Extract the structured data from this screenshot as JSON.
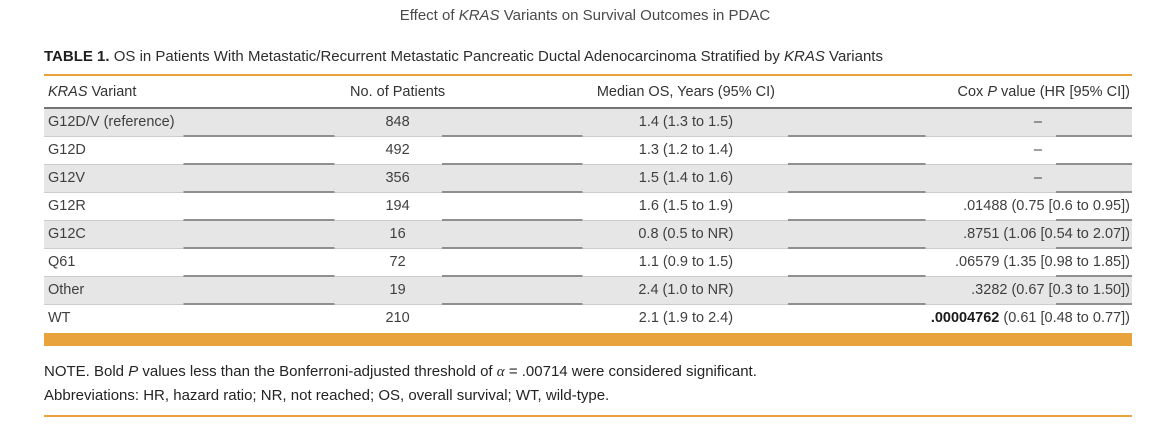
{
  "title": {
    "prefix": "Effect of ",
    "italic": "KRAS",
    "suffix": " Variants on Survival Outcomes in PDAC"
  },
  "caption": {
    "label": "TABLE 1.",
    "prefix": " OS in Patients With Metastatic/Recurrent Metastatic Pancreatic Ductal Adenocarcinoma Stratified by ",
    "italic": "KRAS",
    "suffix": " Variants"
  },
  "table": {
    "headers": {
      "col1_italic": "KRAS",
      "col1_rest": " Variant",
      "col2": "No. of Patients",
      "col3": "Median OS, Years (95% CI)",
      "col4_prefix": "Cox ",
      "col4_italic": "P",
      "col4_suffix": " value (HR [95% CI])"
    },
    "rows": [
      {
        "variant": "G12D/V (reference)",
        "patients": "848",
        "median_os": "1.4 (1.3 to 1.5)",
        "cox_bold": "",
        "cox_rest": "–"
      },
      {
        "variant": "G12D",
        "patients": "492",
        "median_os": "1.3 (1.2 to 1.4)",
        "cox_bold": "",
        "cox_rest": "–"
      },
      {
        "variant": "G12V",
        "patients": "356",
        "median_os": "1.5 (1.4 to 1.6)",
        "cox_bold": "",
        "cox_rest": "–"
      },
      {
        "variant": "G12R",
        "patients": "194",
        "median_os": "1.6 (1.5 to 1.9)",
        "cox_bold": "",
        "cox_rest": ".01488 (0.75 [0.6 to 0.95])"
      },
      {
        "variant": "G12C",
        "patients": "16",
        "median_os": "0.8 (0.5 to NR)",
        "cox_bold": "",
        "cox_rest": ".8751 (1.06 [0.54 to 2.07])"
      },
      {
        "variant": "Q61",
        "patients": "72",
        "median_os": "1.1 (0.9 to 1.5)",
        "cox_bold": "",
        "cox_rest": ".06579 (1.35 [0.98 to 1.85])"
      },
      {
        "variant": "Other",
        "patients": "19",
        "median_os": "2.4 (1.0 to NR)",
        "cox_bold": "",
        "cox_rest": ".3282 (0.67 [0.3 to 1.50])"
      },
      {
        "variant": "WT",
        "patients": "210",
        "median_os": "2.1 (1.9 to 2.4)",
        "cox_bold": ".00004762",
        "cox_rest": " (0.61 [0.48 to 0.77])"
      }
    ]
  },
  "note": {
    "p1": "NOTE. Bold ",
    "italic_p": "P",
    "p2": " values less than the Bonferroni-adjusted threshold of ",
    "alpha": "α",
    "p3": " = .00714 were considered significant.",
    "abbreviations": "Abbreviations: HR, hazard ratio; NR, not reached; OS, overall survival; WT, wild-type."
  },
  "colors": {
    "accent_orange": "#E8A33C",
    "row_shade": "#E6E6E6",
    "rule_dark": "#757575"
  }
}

====

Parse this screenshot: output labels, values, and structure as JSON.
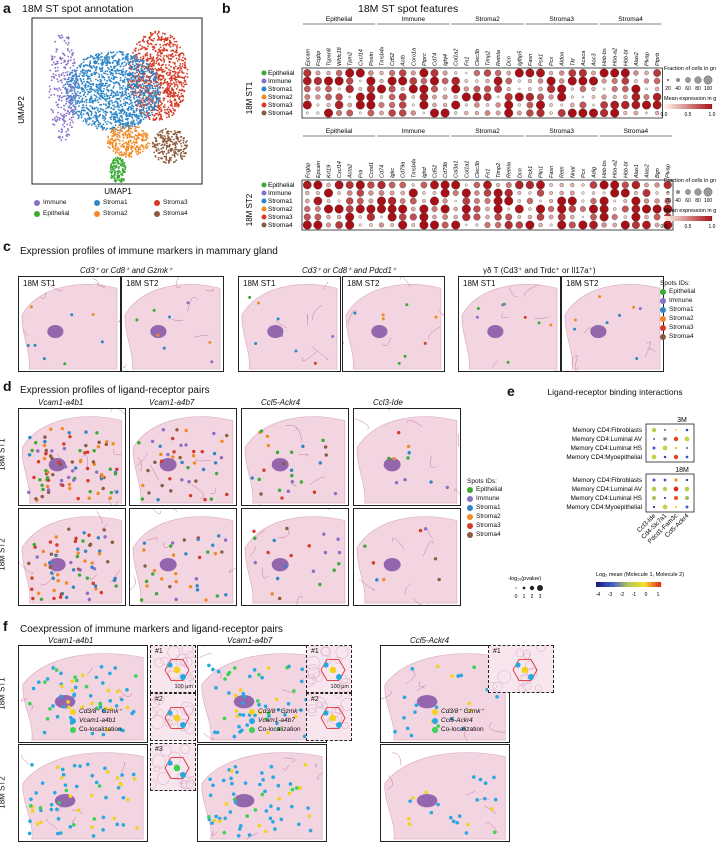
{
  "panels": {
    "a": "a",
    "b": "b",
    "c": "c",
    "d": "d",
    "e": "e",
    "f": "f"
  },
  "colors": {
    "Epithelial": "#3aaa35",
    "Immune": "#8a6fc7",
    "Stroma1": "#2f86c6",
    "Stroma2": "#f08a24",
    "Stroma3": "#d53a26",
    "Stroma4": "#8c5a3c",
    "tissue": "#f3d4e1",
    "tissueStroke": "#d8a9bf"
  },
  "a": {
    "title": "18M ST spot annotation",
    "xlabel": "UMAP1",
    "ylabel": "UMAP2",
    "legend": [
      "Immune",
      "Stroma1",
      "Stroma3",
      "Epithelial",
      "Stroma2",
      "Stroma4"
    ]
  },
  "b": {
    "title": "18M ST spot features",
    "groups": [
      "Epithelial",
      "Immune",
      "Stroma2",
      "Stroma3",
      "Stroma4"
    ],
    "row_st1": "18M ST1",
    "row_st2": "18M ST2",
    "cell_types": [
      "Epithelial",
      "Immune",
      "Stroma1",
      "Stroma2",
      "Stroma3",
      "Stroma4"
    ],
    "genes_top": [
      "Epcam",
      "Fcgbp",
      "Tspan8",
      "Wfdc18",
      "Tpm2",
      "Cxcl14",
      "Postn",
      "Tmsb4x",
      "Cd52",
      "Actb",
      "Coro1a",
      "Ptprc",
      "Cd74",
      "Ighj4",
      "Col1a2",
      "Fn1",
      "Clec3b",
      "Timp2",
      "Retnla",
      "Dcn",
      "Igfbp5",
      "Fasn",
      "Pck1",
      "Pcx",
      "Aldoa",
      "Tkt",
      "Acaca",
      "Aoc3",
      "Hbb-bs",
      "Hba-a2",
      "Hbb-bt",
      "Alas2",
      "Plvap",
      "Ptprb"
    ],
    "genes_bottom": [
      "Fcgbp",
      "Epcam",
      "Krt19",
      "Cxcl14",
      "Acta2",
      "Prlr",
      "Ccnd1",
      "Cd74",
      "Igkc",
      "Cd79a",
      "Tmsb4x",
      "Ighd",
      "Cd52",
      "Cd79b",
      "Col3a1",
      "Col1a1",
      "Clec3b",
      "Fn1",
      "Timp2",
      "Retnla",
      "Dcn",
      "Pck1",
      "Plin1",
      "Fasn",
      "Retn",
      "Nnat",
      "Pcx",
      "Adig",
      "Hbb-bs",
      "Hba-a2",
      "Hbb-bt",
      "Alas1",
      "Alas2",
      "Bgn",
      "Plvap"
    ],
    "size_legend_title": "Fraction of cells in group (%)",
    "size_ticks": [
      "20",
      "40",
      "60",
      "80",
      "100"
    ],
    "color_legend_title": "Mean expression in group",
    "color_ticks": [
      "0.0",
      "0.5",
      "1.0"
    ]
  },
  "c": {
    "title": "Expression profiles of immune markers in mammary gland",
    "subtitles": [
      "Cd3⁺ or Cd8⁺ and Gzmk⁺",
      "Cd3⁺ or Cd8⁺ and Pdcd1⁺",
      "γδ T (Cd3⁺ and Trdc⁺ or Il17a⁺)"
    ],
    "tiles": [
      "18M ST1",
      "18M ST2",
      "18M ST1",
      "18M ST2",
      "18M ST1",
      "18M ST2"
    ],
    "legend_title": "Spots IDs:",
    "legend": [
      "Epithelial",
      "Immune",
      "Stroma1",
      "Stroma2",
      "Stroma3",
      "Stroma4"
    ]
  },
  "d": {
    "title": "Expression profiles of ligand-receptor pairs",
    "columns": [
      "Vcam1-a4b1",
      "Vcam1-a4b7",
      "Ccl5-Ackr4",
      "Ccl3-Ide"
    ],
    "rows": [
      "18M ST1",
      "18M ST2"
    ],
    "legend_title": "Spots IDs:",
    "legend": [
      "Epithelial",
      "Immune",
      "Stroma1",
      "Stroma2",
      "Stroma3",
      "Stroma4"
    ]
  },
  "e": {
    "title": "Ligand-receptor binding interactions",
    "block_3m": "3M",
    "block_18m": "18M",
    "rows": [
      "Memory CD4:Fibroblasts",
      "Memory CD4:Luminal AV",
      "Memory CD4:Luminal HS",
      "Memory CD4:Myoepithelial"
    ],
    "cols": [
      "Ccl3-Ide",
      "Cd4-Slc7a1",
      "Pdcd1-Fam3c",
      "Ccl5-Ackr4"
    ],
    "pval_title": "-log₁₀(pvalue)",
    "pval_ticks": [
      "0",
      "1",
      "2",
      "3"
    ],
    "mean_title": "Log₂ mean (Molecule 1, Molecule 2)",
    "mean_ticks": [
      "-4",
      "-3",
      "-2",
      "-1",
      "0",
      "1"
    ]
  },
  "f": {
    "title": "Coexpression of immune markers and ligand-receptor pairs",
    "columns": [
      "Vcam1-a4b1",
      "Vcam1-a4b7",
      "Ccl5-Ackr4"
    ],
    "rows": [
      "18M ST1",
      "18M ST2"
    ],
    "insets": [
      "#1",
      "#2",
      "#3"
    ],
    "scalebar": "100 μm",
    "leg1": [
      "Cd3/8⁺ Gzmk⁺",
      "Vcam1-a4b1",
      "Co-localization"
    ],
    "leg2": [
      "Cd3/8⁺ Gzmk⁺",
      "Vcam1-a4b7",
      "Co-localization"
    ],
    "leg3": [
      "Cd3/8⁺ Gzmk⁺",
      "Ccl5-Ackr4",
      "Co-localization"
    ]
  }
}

====

Look through the data and gather every line with the string "Memory" in it.

      "Memory CD4:Fibroblasts",
      "Memory CD4:Luminal AV",
      "Memory CD4:Luminal HS",
      "Memory CD4:Myoepithelial"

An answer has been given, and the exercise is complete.